◆ Written instruction:
Seek out every line containing the word "Clique", and copy each.

Structured figure records

====================

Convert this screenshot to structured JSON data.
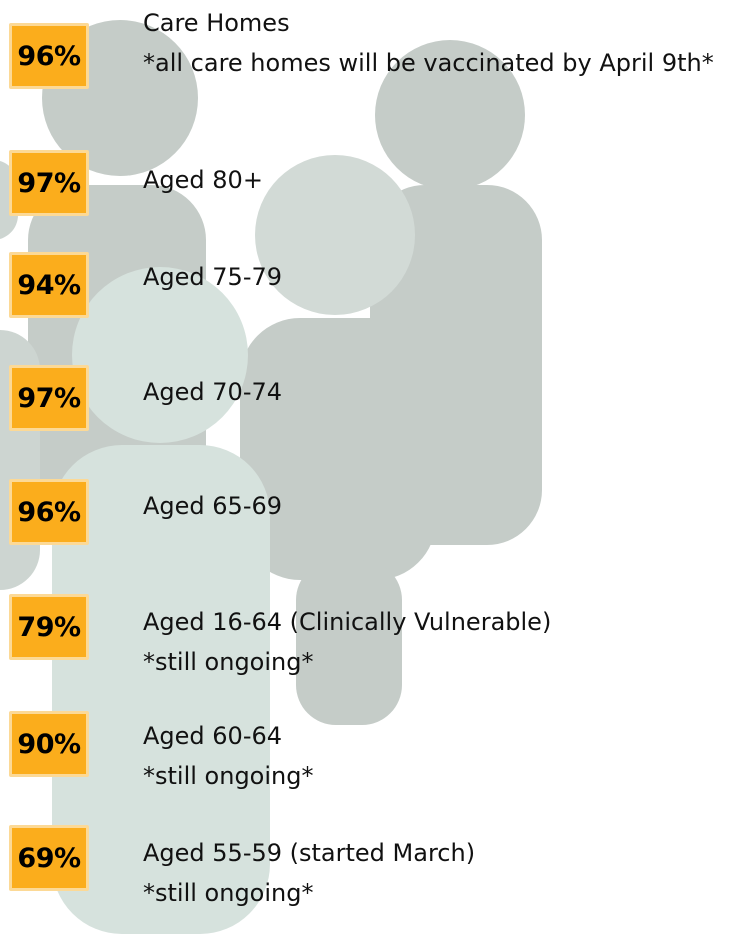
{
  "colors": {
    "badge_fill": "#fbad1c",
    "badge_border": "#fcd996",
    "text": "#111111",
    "figure_gray": "#c5ccc8",
    "figure_mint": "#d6e2dd"
  },
  "rows": [
    {
      "percent": "96%",
      "value": 96,
      "label": "Care Homes",
      "note": "*all care homes will be vaccinated by April 9th*"
    },
    {
      "percent": "97%",
      "value": 97,
      "label": "Aged 80+",
      "note": ""
    },
    {
      "percent": "94%",
      "value": 94,
      "label": "Aged 75-79",
      "note": ""
    },
    {
      "percent": "97%",
      "value": 97,
      "label": "Aged 70-74",
      "note": ""
    },
    {
      "percent": "96%",
      "value": 96,
      "label": "Aged 65-69",
      "note": ""
    },
    {
      "percent": "79%",
      "value": 79,
      "label": "Aged 16-64 (Clinically Vulnerable)",
      "note": "*still ongoing*"
    },
    {
      "percent": "90%",
      "value": 90,
      "label": "Aged 60-64",
      "note": "*still ongoing*"
    },
    {
      "percent": "69%",
      "value": 69,
      "label": "Aged 55-59 (started March)",
      "note": "*still ongoing*"
    }
  ]
}
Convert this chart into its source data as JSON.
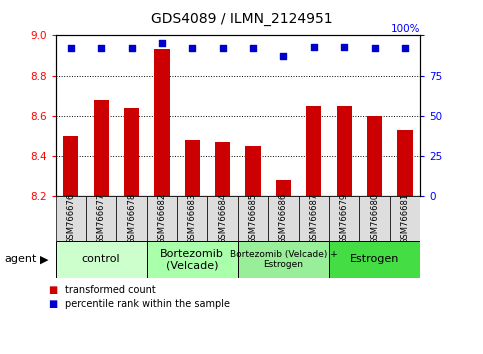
{
  "title": "GDS4089 / ILMN_2124951",
  "samples": [
    "GSM766676",
    "GSM766677",
    "GSM766678",
    "GSM766682",
    "GSM766683",
    "GSM766684",
    "GSM766685",
    "GSM766686",
    "GSM766687",
    "GSM766679",
    "GSM766680",
    "GSM766681"
  ],
  "transformed_count": [
    8.5,
    8.68,
    8.64,
    8.93,
    8.48,
    8.47,
    8.45,
    8.28,
    8.65,
    8.65,
    8.6,
    8.53
  ],
  "percentile_rank": [
    92,
    92,
    92,
    95,
    92,
    92,
    92,
    87,
    93,
    93,
    92,
    92
  ],
  "ylim_left": [
    8.2,
    9.0
  ],
  "ylim_right": [
    0,
    100
  ],
  "yticks_left": [
    8.2,
    8.4,
    8.6,
    8.8,
    9.0
  ],
  "yticks_right": [
    0,
    25,
    50,
    75,
    100
  ],
  "groups": [
    {
      "label": "control",
      "start": 0,
      "end": 3,
      "color": "#ccffcc",
      "fontsize": 8
    },
    {
      "label": "Bortezomib\n(Velcade)",
      "start": 3,
      "end": 6,
      "color": "#aaffaa",
      "fontsize": 8
    },
    {
      "label": "Bortezomib (Velcade) +\nEstrogen",
      "start": 6,
      "end": 9,
      "color": "#99ee99",
      "fontsize": 6.5
    },
    {
      "label": "Estrogen",
      "start": 9,
      "end": 12,
      "color": "#44dd44",
      "fontsize": 8
    }
  ],
  "bar_color": "#cc0000",
  "dot_color": "#0000cc",
  "bar_width": 0.5,
  "grid_color": "#000000",
  "legend_items": [
    {
      "label": "transformed count",
      "color": "#cc0000"
    },
    {
      "label": "percentile rank within the sample",
      "color": "#0000cc"
    }
  ],
  "agent_label": "agent"
}
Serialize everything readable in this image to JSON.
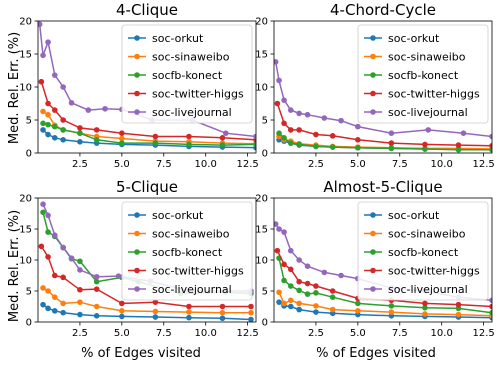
{
  "figure": {
    "ylabel": "Med. Rel. Err. (%)",
    "xlabel": "% of Edges visited"
  },
  "legend_labels": [
    "soc-orkut",
    "soc-sinaweibo",
    "socfb-konect",
    "soc-twitter-higgs",
    "soc-livejournal"
  ],
  "colors": {
    "soc-orkut": "#1f77b4",
    "soc-sinaweibo": "#ff7f0e",
    "socfb-konect": "#2ca02c",
    "soc-twitter-higgs": "#d62728",
    "soc-livejournal": "#9467bd"
  },
  "chart_data": [
    {
      "type": "line",
      "title": "4-Clique",
      "xlim": [
        0,
        13
      ],
      "ylim": [
        0,
        20
      ],
      "xticks": [
        "2.5",
        "5.0",
        "7.5",
        "10.0",
        "12.5"
      ],
      "yticks": [
        "0",
        "5",
        "10",
        "15",
        "20"
      ],
      "legend": "top-right",
      "series": [
        {
          "name": "soc-orkut",
          "x": [
            0.3,
            0.6,
            1.0,
            1.5,
            2.5,
            3.5,
            5,
            7,
            9,
            11,
            13
          ],
          "y": [
            3.5,
            2.8,
            2.3,
            2.0,
            1.7,
            1.5,
            1.3,
            1.2,
            1.0,
            0.9,
            0.8
          ]
        },
        {
          "name": "soc-sinaweibo",
          "x": [
            0.3,
            0.6,
            1.0,
            1.5,
            2.5,
            3.5,
            5,
            7,
            9,
            11,
            13
          ],
          "y": [
            6.3,
            5.8,
            4.2,
            3.5,
            3.0,
            2.5,
            2.2,
            1.8,
            1.7,
            1.5,
            1.4
          ]
        },
        {
          "name": "socfb-konect",
          "x": [
            0.3,
            0.6,
            1.0,
            1.5,
            2.5,
            3.5,
            5,
            7,
            9,
            11,
            13
          ],
          "y": [
            4.5,
            4.3,
            4.0,
            3.5,
            3.0,
            2.0,
            1.5,
            1.5,
            1.3,
            1.2,
            1.3
          ]
        },
        {
          "name": "soc-twitter-higgs",
          "x": [
            0.2,
            0.6,
            1.0,
            1.5,
            2.5,
            3.5,
            5,
            7,
            9,
            11,
            13
          ],
          "y": [
            10.8,
            7.5,
            6.5,
            5.0,
            3.8,
            3.5,
            3.0,
            2.5,
            2.5,
            2.3,
            2.0
          ]
        },
        {
          "name": "soc-livejournal",
          "x": [
            0.1,
            0.3,
            0.6,
            1.0,
            1.5,
            2.0,
            3.0,
            4.0,
            5.0,
            6.8,
            9.2,
            11.2,
            13.0
          ],
          "y": [
            19.5,
            14.8,
            16.8,
            11.8,
            10.0,
            7.6,
            6.5,
            6.7,
            6.6,
            5.0,
            5.0,
            3.0,
            2.5
          ]
        }
      ]
    },
    {
      "type": "line",
      "title": "4-Chord-Cycle",
      "xlim": [
        0,
        13
      ],
      "ylim": [
        0,
        20
      ],
      "xticks": [
        "2.5",
        "5.0",
        "7.5",
        "10.0",
        "12.5"
      ],
      "yticks": [
        "0",
        "5",
        "10",
        "15",
        "20"
      ],
      "legend": "top-right",
      "series": [
        {
          "name": "soc-orkut",
          "x": [
            0.3,
            0.6,
            1.0,
            1.5,
            2.5,
            3.5,
            5,
            7,
            9,
            11,
            13
          ],
          "y": [
            2.0,
            1.8,
            1.5,
            1.2,
            1.0,
            0.9,
            0.8,
            0.7,
            0.6,
            0.6,
            0.5
          ]
        },
        {
          "name": "soc-sinaweibo",
          "x": [
            0.3,
            0.6,
            1.0,
            1.5,
            2.5,
            3.5,
            5,
            7,
            9,
            11,
            13
          ],
          "y": [
            2.5,
            2.0,
            1.8,
            1.4,
            1.2,
            1.0,
            0.9,
            0.8,
            0.7,
            0.7,
            0.6
          ]
        },
        {
          "name": "socfb-konect",
          "x": [
            0.3,
            0.6,
            1.0,
            1.5,
            2.5,
            3.5,
            5,
            7,
            9,
            11,
            13
          ],
          "y": [
            3.0,
            2.3,
            1.5,
            1.3,
            1.0,
            0.9,
            0.8,
            0.7,
            0.6,
            0.5,
            0.5
          ]
        },
        {
          "name": "soc-twitter-higgs",
          "x": [
            0.2,
            0.6,
            1.0,
            1.5,
            2.5,
            3.5,
            5,
            7,
            9,
            11,
            13
          ],
          "y": [
            7.5,
            4.5,
            3.5,
            3.5,
            2.8,
            2.6,
            2.0,
            1.5,
            1.3,
            1.2,
            1.1
          ]
        },
        {
          "name": "soc-livejournal",
          "x": [
            0.1,
            0.3,
            0.6,
            1.0,
            1.5,
            2.0,
            3.0,
            4.0,
            5.0,
            7.0,
            9.2,
            11.3,
            13.0
          ],
          "y": [
            13.8,
            11.0,
            8.0,
            6.5,
            6.0,
            5.8,
            5.3,
            4.9,
            4.0,
            3.0,
            3.5,
            3.0,
            2.5
          ]
        }
      ]
    },
    {
      "type": "line",
      "title": "5-Clique",
      "xlim": [
        0,
        13
      ],
      "ylim": [
        0,
        20
      ],
      "xticks": [
        "2.5",
        "5.0",
        "7.5",
        "10.0",
        "12.5"
      ],
      "yticks": [
        "0",
        "5",
        "10",
        "15",
        "20"
      ],
      "legend": "top-right",
      "series": [
        {
          "name": "soc-orkut",
          "x": [
            0.3,
            0.6,
            1.0,
            1.5,
            2.5,
            3.5,
            5,
            7,
            9,
            11,
            12.7
          ],
          "y": [
            2.8,
            2.2,
            1.8,
            1.5,
            1.2,
            1.0,
            0.9,
            0.8,
            0.7,
            0.6,
            0.4
          ]
        },
        {
          "name": "soc-sinaweibo",
          "x": [
            0.3,
            0.6,
            1.0,
            1.5,
            2.5,
            3.5,
            5,
            7,
            9,
            11,
            12.7
          ],
          "y": [
            5.5,
            5.0,
            4.0,
            3.0,
            3.2,
            2.5,
            1.8,
            1.7,
            1.6,
            1.5,
            1.5
          ]
        },
        {
          "name": "socfb-konect",
          "x": [
            0.3,
            0.6,
            1.0,
            1.5,
            2.0,
            2.5,
            3.5,
            5.0,
            6.0,
            8.5,
            11.2,
            12.7
          ],
          "y": [
            17.7,
            14.5,
            13.8,
            12.0,
            10.2,
            9.8,
            6.5,
            7.2,
            6.5,
            4.6,
            4.8,
            4.6
          ]
        },
        {
          "name": "soc-twitter-higgs",
          "x": [
            0.2,
            0.6,
            1.0,
            1.5,
            2.5,
            3.5,
            5,
            7,
            9,
            11,
            12.7
          ],
          "y": [
            12.2,
            10.5,
            7.5,
            7.2,
            5.2,
            5.3,
            3.0,
            3.2,
            2.5,
            2.5,
            2.5
          ]
        },
        {
          "name": "soc-livejournal",
          "x": [
            0.3,
            0.6,
            1.0,
            1.5,
            2.0,
            2.5,
            3.5,
            4.8,
            6.7,
            9.0,
            11.1,
            12.7
          ],
          "y": [
            19.0,
            17.2,
            14.0,
            12.0,
            10.3,
            8.4,
            7.3,
            7.4,
            6.6,
            5.0,
            5.0,
            5.0
          ]
        }
      ]
    },
    {
      "type": "line",
      "title": "Almost-5-Clique",
      "xlim": [
        0,
        13
      ],
      "ylim": [
        0,
        20
      ],
      "xticks": [
        "2.5",
        "5.0",
        "7.5",
        "10.0",
        "12.5"
      ],
      "yticks": [
        "0",
        "5",
        "10",
        "15",
        "20"
      ],
      "legend": "top-right",
      "series": [
        {
          "name": "soc-orkut",
          "x": [
            0.3,
            0.6,
            1.0,
            1.5,
            2.5,
            3.5,
            5,
            7,
            9,
            11,
            13
          ],
          "y": [
            3.2,
            2.6,
            2.5,
            2.0,
            1.6,
            1.4,
            1.2,
            1.0,
            0.9,
            0.8,
            0.7
          ]
        },
        {
          "name": "soc-sinaweibo",
          "x": [
            0.3,
            0.6,
            1.0,
            1.5,
            2.5,
            3.5,
            5,
            7,
            9,
            11,
            13
          ],
          "y": [
            4.8,
            3.0,
            3.5,
            3.0,
            2.6,
            2.0,
            1.8,
            1.6,
            1.3,
            1.2,
            1.0
          ]
        },
        {
          "name": "socfb-konect",
          "x": [
            0.3,
            0.6,
            1.0,
            1.5,
            2.0,
            2.5,
            3.5,
            5.0,
            7.0,
            9.0,
            11.0,
            13.0
          ],
          "y": [
            10.3,
            6.7,
            5.8,
            5.1,
            4.5,
            4.7,
            4.0,
            3.0,
            2.6,
            2.3,
            2.2,
            1.5
          ]
        },
        {
          "name": "soc-twitter-higgs",
          "x": [
            0.2,
            0.6,
            1.0,
            1.5,
            2.0,
            2.5,
            3.5,
            5,
            7,
            9,
            11,
            13
          ],
          "y": [
            11.5,
            9.3,
            8.5,
            6.5,
            6.2,
            5.8,
            5.0,
            3.8,
            3.5,
            3.0,
            2.8,
            2.5
          ]
        },
        {
          "name": "soc-livejournal",
          "x": [
            0.1,
            0.3,
            0.6,
            1.0,
            1.5,
            2.0,
            3.0,
            4.0,
            5.0,
            7.0,
            9.0,
            11.0,
            13.0
          ],
          "y": [
            15.8,
            15.0,
            14.5,
            11.5,
            10.0,
            9.0,
            8.0,
            7.5,
            7.0,
            5.5,
            5.0,
            4.0,
            3.5
          ]
        }
      ]
    }
  ]
}
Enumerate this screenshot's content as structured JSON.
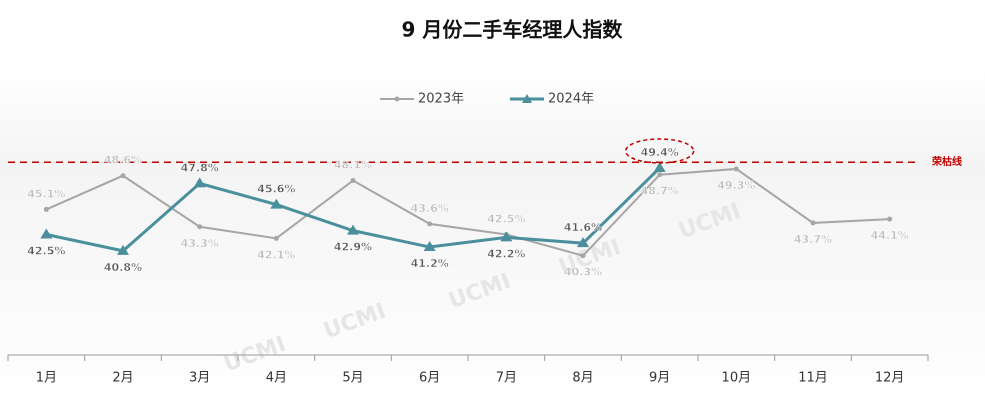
{
  "chart_data": {
    "type": "line",
    "title": "9 月份二手车经理人指数",
    "watermark": "UCMI",
    "categories": [
      "1月",
      "2月",
      "3月",
      "4月",
      "5月",
      "6月",
      "7月",
      "8月",
      "9月",
      "10月",
      "11月",
      "12月"
    ],
    "series": [
      {
        "name": "2023年",
        "color": "#a6a6a6",
        "marker": "circle",
        "values": [
          45.1,
          48.6,
          43.3,
          42.1,
          48.1,
          43.6,
          42.5,
          40.3,
          48.7,
          49.3,
          43.7,
          44.1
        ],
        "value_labels": [
          "45.1%",
          "48.6%",
          "43.3%",
          "42.1%",
          "48.1%",
          "43.6%",
          "42.5%",
          "40.3%",
          "48.7%",
          "49.3%",
          "43.7%",
          "44.1%"
        ]
      },
      {
        "name": "2024年",
        "color": "#4a8f9c",
        "marker": "triangle",
        "values": [
          42.5,
          40.8,
          47.8,
          45.6,
          42.9,
          41.2,
          42.2,
          41.6,
          49.4,
          null,
          null,
          null
        ],
        "value_labels": [
          "42.5%",
          "40.8%",
          "47.8%",
          "45.6%",
          "42.9%",
          "41.2%",
          "42.2%",
          "41.6%",
          "49.4%",
          null,
          null,
          null
        ]
      }
    ],
    "reference_line": {
      "value": 50,
      "label": "荣枯线",
      "color": "#c00000"
    },
    "ylim": [
      30,
      55
    ],
    "legend": "top"
  }
}
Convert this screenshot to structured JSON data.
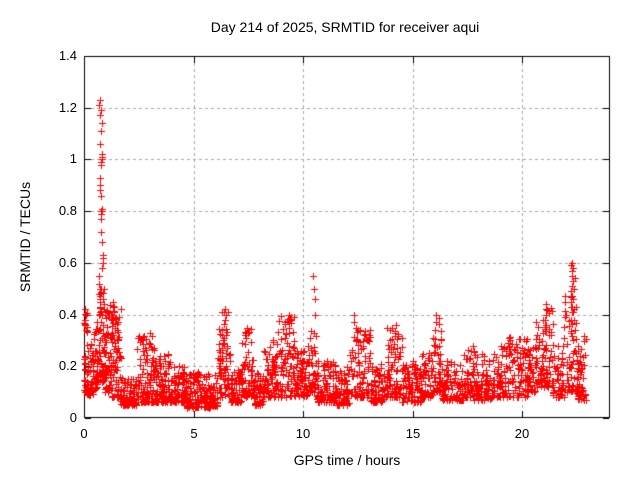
{
  "chart_data": {
    "type": "scatter",
    "title": "Day 214 of 2025, SRMTID for receiver aqui",
    "xlabel": "GPS time / hours",
    "ylabel": "SRMTID / TECUs",
    "xlim": [
      0,
      24
    ],
    "ylim": [
      0,
      1.4
    ],
    "xticks": [
      0,
      5,
      10,
      15,
      20
    ],
    "xtick_labels": [
      "0",
      "5",
      "10",
      "15",
      "20"
    ],
    "yticks": [
      0,
      0.2,
      0.4,
      0.6,
      0.8,
      1,
      1.2,
      1.4
    ],
    "ytick_labels": [
      "0",
      "0.2",
      "0.4",
      "0.6",
      "0.8",
      "1",
      "1.2",
      "1.4"
    ],
    "legend": "none",
    "grid": {
      "show": true,
      "color": "#a8a8a8",
      "dash": [
        3,
        3
      ]
    },
    "marker": {
      "shape": "plus",
      "color": "#ff0000",
      "size": 7
    },
    "axis_color": "#000000",
    "background_color": "#ffffff",
    "seed": 214,
    "baseline_segments": [
      [
        0.0,
        0.15,
        0.1,
        0.42,
        30
      ],
      [
        0.15,
        0.45,
        0.09,
        0.3,
        45
      ],
      [
        0.45,
        0.62,
        0.11,
        0.38,
        30
      ],
      [
        0.62,
        0.95,
        0.14,
        0.5,
        60
      ],
      [
        0.95,
        1.2,
        0.1,
        0.42,
        45
      ],
      [
        1.2,
        1.7,
        0.08,
        0.45,
        85
      ],
      [
        1.7,
        2.4,
        0.05,
        0.16,
        95
      ],
      [
        2.4,
        3.2,
        0.06,
        0.33,
        105
      ],
      [
        3.2,
        4.0,
        0.06,
        0.26,
        100
      ],
      [
        4.0,
        4.6,
        0.06,
        0.22,
        70
      ],
      [
        4.6,
        6.1,
        0.04,
        0.18,
        170
      ],
      [
        6.1,
        6.7,
        0.08,
        0.42,
        70
      ],
      [
        6.7,
        7.2,
        0.06,
        0.2,
        60
      ],
      [
        7.2,
        7.7,
        0.08,
        0.36,
        60
      ],
      [
        7.7,
        8.2,
        0.05,
        0.18,
        60
      ],
      [
        8.2,
        8.8,
        0.08,
        0.31,
        70
      ],
      [
        8.8,
        9.7,
        0.08,
        0.4,
        95
      ],
      [
        9.7,
        10.2,
        0.08,
        0.26,
        55
      ],
      [
        10.2,
        10.6,
        0.1,
        0.34,
        40
      ],
      [
        10.6,
        11.5,
        0.06,
        0.22,
        95
      ],
      [
        11.5,
        12.1,
        0.05,
        0.2,
        65
      ],
      [
        12.1,
        13.1,
        0.08,
        0.35,
        95
      ],
      [
        13.1,
        13.7,
        0.06,
        0.22,
        65
      ],
      [
        13.7,
        14.5,
        0.08,
        0.35,
        85
      ],
      [
        14.5,
        15.4,
        0.06,
        0.22,
        90
      ],
      [
        15.4,
        15.9,
        0.08,
        0.26,
        50
      ],
      [
        15.9,
        16.3,
        0.1,
        0.4,
        45
      ],
      [
        16.3,
        17.3,
        0.07,
        0.22,
        95
      ],
      [
        17.3,
        17.8,
        0.08,
        0.28,
        50
      ],
      [
        17.8,
        18.6,
        0.07,
        0.25,
        80
      ],
      [
        18.6,
        19.3,
        0.08,
        0.28,
        70
      ],
      [
        19.3,
        20.2,
        0.08,
        0.32,
        85
      ],
      [
        20.2,
        20.6,
        0.1,
        0.3,
        45
      ],
      [
        20.6,
        21.4,
        0.12,
        0.44,
        90
      ],
      [
        21.4,
        21.9,
        0.08,
        0.3,
        50
      ],
      [
        21.9,
        22.5,
        0.1,
        0.48,
        55
      ],
      [
        22.5,
        22.9,
        0.07,
        0.33,
        55
      ]
    ],
    "spike_columns": [
      {
        "t": 0.72,
        "ys": [
          1.23,
          1.21,
          1.19,
          1.17
        ]
      },
      {
        "t": 0.76,
        "ys": [
          1.14,
          1.11,
          1.06
        ]
      },
      {
        "t": 0.8,
        "ys": [
          1.02,
          1.01,
          1.0,
          0.99,
          0.98
        ]
      },
      {
        "t": 0.74,
        "ys": [
          0.93,
          0.9,
          0.88,
          0.86
        ]
      },
      {
        "t": 0.78,
        "ys": [
          0.81,
          0.8,
          0.8,
          0.79,
          0.77,
          0.72
        ]
      },
      {
        "t": 0.83,
        "ys": [
          0.68,
          0.63,
          0.62,
          0.6,
          0.58
        ]
      },
      {
        "t": 0.7,
        "ys": [
          0.55,
          0.52,
          0.5,
          0.47,
          0.45,
          0.43
        ]
      },
      {
        "t": 0.88,
        "ys": [
          0.46,
          0.44,
          0.42
        ]
      },
      {
        "t": 0.05,
        "ys": [
          0.42,
          0.4,
          0.38,
          0.36,
          0.34
        ]
      },
      {
        "t": 1.35,
        "ys": [
          0.45,
          0.43,
          0.41
        ]
      },
      {
        "t": 6.45,
        "ys": [
          0.42,
          0.4,
          0.38
        ]
      },
      {
        "t": 7.45,
        "ys": [
          0.35,
          0.33
        ]
      },
      {
        "t": 9.4,
        "ys": [
          0.4,
          0.38
        ]
      },
      {
        "t": 10.5,
        "ys": [
          0.55,
          0.5,
          0.46,
          0.4,
          0.33,
          0.26
        ]
      },
      {
        "t": 12.35,
        "ys": [
          0.4,
          0.37
        ]
      },
      {
        "t": 14.2,
        "ys": [
          0.36,
          0.33
        ]
      },
      {
        "t": 16.05,
        "ys": [
          0.4,
          0.37,
          0.34
        ]
      },
      {
        "t": 21.05,
        "ys": [
          0.44,
          0.42,
          0.4,
          0.38,
          0.36
        ]
      },
      {
        "t": 22.25,
        "ys": [
          0.6,
          0.59,
          0.57,
          0.55,
          0.53,
          0.51,
          0.49,
          0.47,
          0.45,
          0.43,
          0.41
        ]
      },
      {
        "t": 22.35,
        "ys": [
          0.58,
          0.54,
          0.5,
          0.46,
          0.42,
          0.38,
          0.34,
          0.3,
          0.26,
          0.22
        ]
      }
    ]
  }
}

====================

◆ Output for this task:
      "title": "4-Clique",
      "title": "5-Clique",
      "title": "Almost-5-Clique",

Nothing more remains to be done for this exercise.